→ **Instruções de trabalho**
Continue o texto sobre a adaptação do livro feita por Ruiz para o cinema e a TV, a partir da última frase apresentada.

Após ler o livro, Ruiz disse ao produtor que daria um filme de 20 horas de duração. Contentou-se com uma versão de 4h27 minutos para o cinema e uma minissérie em seis capítulos para TV, com 52 minutos cada. Esta última é que está saindo em DVD. São três discos, os dois primeiros com os episódios, o terceiro dedicado aos extras, entre os quais longa entrevista com o diretor.

As diferenças entre as duas versões não se limitam à duração maior da série para TV. As estruturas diferem. Na versão para cinema, as histórias misturam-se de maneira menos segmentada, aprofundando a sensação de narrativa em abismo, sob a forma de sonho. A versão para a TV é mais clara. Os episódios são divididos em blocos, constituindo unidades quase autônomas, embora seu sentido ainda dependa do conjunto. Proporcionam compreensão mais imediata, embora a profusão de histórias ainda produza sensação de vertigem.

A estrutura é a do folhetim. Uma trama básica abre-se em narrativas variadas e os personagens e linhas narrativas vão se multiplicando. Basicamente, há um narrador, chamado João, que dá início à fabulação. Ele fala de si. A primeira frase do romance, que também é a do filme, é estupenda: “Eu era um rapaz de catorze anos, e não sabia quem era...” Não se trata de uma forma retórica, crise de identidade de um adolescente. João, era apenas assim que o chamavam, não tinha sobrenome, não sabia quem eram o pai e a mãe. Em suas palavras, “vivia na companhia dum padre e duma senhora que diziam ser irmã do padre, e de vinte rapazes, que eram meus condiscípulos”. Era um órfão, do qual todos zombavam.

→ **Material coletado**
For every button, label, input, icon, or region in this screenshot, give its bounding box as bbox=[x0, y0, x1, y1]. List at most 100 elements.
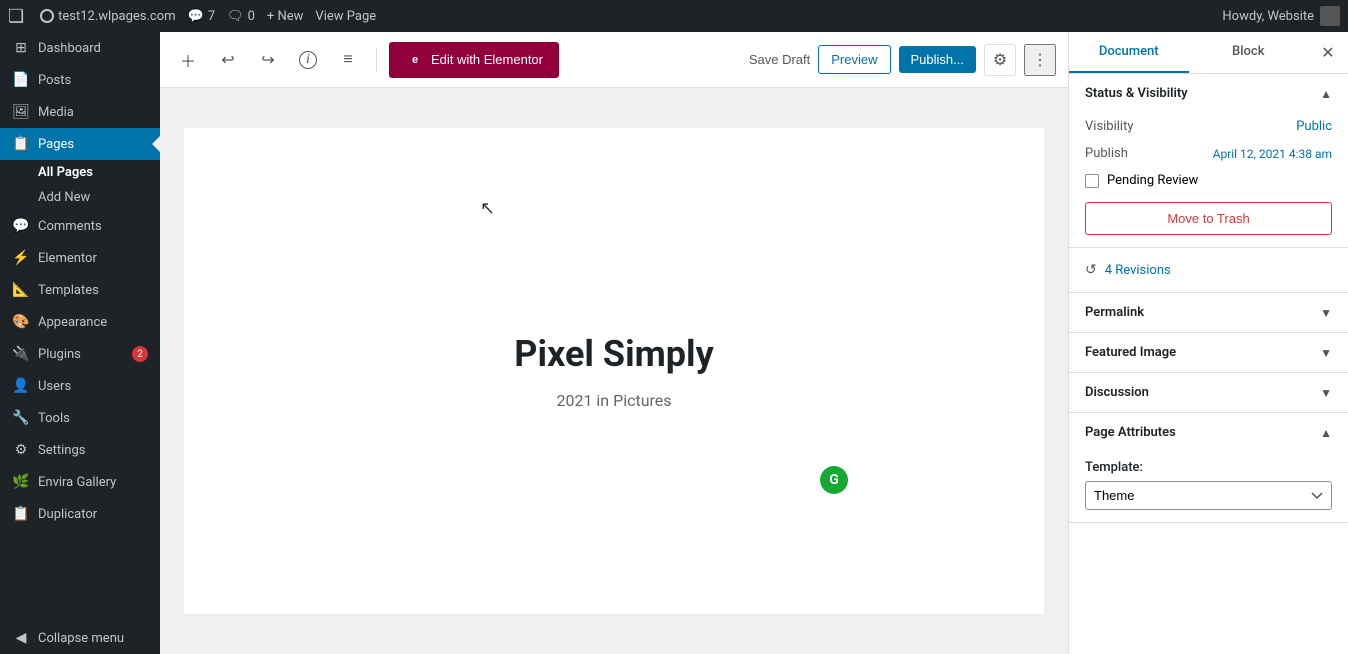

→ **Resultado abaixo**
Logo João ganhará identidade. Ao menos saberá quem é a mãe, e passará a chamar-se Pedro da Silva. Mas então o folhetim se bifurca e seremos apresentados às enigmáticas figuras da mãe do rapaz, Angela de Lima (Maria João Bastos) e do padre Diniz (Adriano Luz). Outros personagens vão entrando em cena e aumentando a complexidade da trama. Nos desvãos do exasperado romantismo de Camilo se desenvolve a trajetória do órfão João, depois Pedro da Silva, às voltas com esse padre sensual e maquiavélico, Dinis, uma condessa vingativa, atos de pirataria e outras circunstâncias e peripécias.

São tramas como amplificadas pelo sentimento de prazer e pasmo diante da “mórbida complexidade sentimental da humanidade”, como definiu o crítico português Alexandre Cabral na apresentação do livro. E, de fato, a história comporta cupidez material, ciúmes, assassinatos, incesto, um mundo bruto, cru, distante da espiritualidade que o romancista iria buscar posteriormente em suas obras.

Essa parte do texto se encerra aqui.